[Start of Input material]

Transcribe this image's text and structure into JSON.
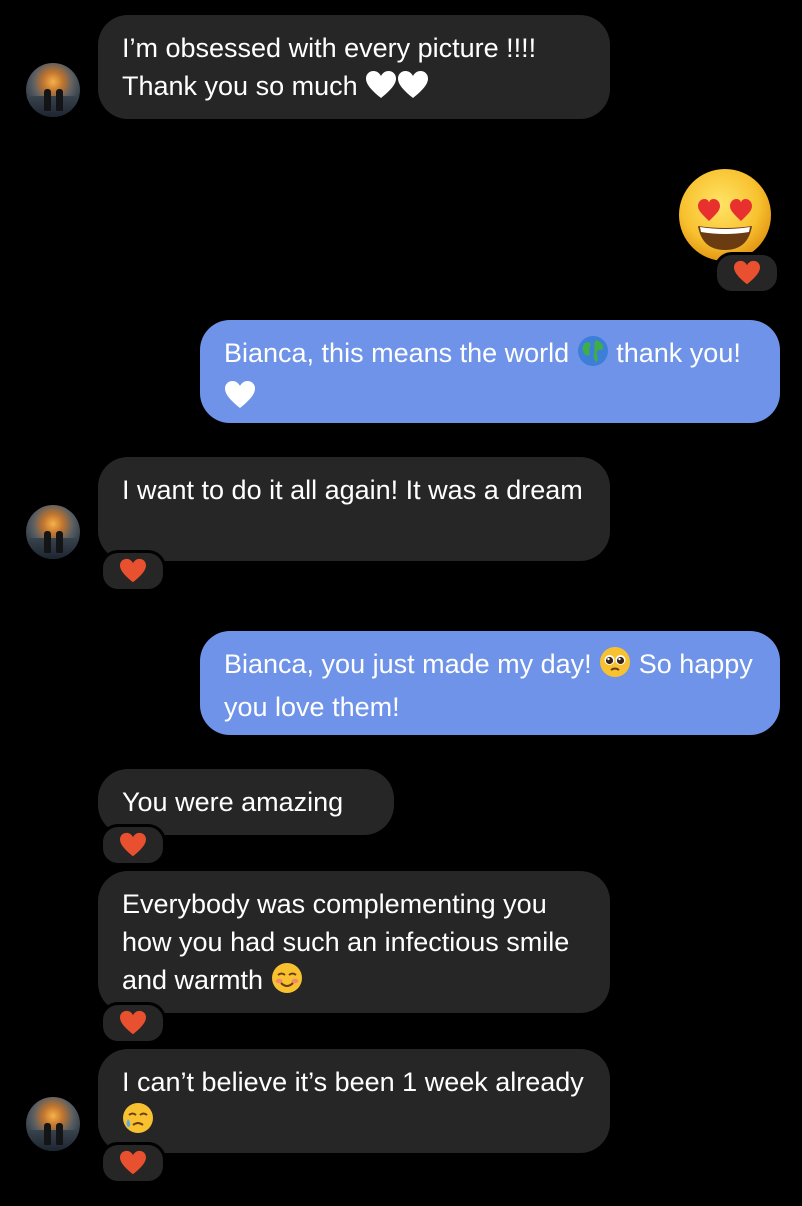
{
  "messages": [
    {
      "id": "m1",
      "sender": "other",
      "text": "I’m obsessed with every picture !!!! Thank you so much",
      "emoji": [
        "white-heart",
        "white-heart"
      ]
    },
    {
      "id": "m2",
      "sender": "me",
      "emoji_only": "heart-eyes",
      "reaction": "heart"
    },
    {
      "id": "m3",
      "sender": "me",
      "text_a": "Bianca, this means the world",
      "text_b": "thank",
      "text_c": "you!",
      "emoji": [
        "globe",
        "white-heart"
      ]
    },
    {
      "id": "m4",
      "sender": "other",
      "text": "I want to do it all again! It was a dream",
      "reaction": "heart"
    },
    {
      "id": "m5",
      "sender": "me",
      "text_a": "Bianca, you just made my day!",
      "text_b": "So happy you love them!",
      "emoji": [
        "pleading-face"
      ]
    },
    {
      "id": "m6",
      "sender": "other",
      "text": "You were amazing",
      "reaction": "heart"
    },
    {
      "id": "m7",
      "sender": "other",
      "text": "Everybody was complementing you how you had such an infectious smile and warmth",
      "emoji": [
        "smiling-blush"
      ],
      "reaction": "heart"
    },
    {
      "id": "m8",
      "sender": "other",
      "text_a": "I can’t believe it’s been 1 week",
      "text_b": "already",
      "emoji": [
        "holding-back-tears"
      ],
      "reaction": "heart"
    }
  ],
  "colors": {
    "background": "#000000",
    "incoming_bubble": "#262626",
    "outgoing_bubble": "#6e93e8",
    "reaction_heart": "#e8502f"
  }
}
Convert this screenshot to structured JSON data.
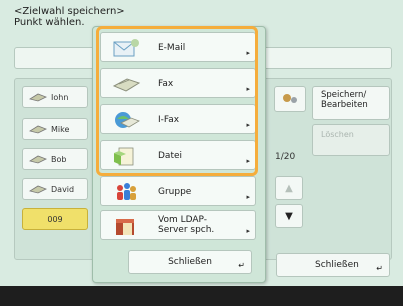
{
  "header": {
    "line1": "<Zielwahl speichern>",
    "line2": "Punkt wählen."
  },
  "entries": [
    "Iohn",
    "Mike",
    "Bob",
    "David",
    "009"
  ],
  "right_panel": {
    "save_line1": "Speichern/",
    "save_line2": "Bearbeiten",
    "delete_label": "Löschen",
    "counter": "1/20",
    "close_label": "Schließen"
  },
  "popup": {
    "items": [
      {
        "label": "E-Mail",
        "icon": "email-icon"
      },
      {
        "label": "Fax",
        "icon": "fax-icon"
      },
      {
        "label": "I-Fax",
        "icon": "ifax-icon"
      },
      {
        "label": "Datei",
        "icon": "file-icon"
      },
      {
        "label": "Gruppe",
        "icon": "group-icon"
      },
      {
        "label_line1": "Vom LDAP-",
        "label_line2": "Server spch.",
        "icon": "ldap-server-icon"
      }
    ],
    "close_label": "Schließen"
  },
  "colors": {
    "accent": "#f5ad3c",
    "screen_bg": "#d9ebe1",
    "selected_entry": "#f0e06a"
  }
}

[End of Input material]

#### [Instruction]
Copy out the listing exactly as it stands, but not the pictures.

#### [Answer to this exercise]
Transcribe this image's text and structure into JSON.
{
  "messages": [
    {
      "id": "m1",
      "sender": "other",
      "text": "I’m obsessed with every picture !!!! Thank you so much",
      "emoji": [
        "white-heart",
        "white-heart"
      ]
    },
    {
      "id": "m2",
      "sender": "me",
      "emoji_only": "heart-eyes",
      "reaction": "heart"
    },
    {
      "id": "m3",
      "sender": "me",
      "text_a": "Bianca, this means the world",
      "text_b": "thank",
      "text_c": "you!",
      "emoji": [
        "globe",
        "white-heart"
      ]
    },
    {
      "id": "m4",
      "sender": "other",
      "text": "I want to do it all again! It was a dream",
      "reaction": "heart"
    },
    {
      "id": "m5",
      "sender": "me",
      "text_a": "Bianca, you just made my day!",
      "text_b": "So happy you love them!",
      "emoji": [
        "pleading-face"
      ]
    },
    {
      "id": "m6",
      "sender": "other",
      "text": "You were amazing",
      "reaction": "heart"
    },
    {
      "id": "m7",
      "sender": "other",
      "text": "Everybody was complementing you how you had such an infectious smile and warmth",
      "emoji": [
        "smiling-blush"
      ],
      "reaction": "heart"
    },
    {
      "id": "m8",
      "sender": "other",
      "text_a": "I can’t believe it’s been 1 week",
      "text_b": "already",
      "emoji": [
        "holding-back-tears"
      ],
      "reaction": "heart"
    }
  ],
  "colors": {
    "background": "#000000",
    "incoming_bubble": "#262626",
    "outgoing_bubble": "#6e93e8",
    "reaction_heart": "#e8502f"
  }
}
Convert this screenshot to structured JSON data.
{
  "header": {
    "line1": "<Zielwahl speichern>",
    "line2": "Punkt wählen."
  },
  "entries": [
    "Iohn",
    "Mike",
    "Bob",
    "David",
    "009"
  ],
  "right_panel": {
    "save_line1": "Speichern/",
    "save_line2": "Bearbeiten",
    "delete_label": "Löschen",
    "counter": "1/20",
    "close_label": "Schließen"
  },
  "popup": {
    "items": [
      {
        "label": "E-Mail",
        "icon": "email-icon"
      },
      {
        "label": "Fax",
        "icon": "fax-icon"
      },
      {
        "label": "I-Fax",
        "icon": "ifax-icon"
      },
      {
        "label": "Datei",
        "icon": "file-icon"
      },
      {
        "label": "Gruppe",
        "icon": "group-icon"
      },
      {
        "label_line1": "Vom LDAP-",
        "label_line2": "Server spch.",
        "icon": "ldap-server-icon"
      }
    ],
    "close_label": "Schließen"
  },
  "colors": {
    "accent": "#f5ad3c",
    "screen_bg": "#d9ebe1",
    "selected_entry": "#f0e06a"
  }
}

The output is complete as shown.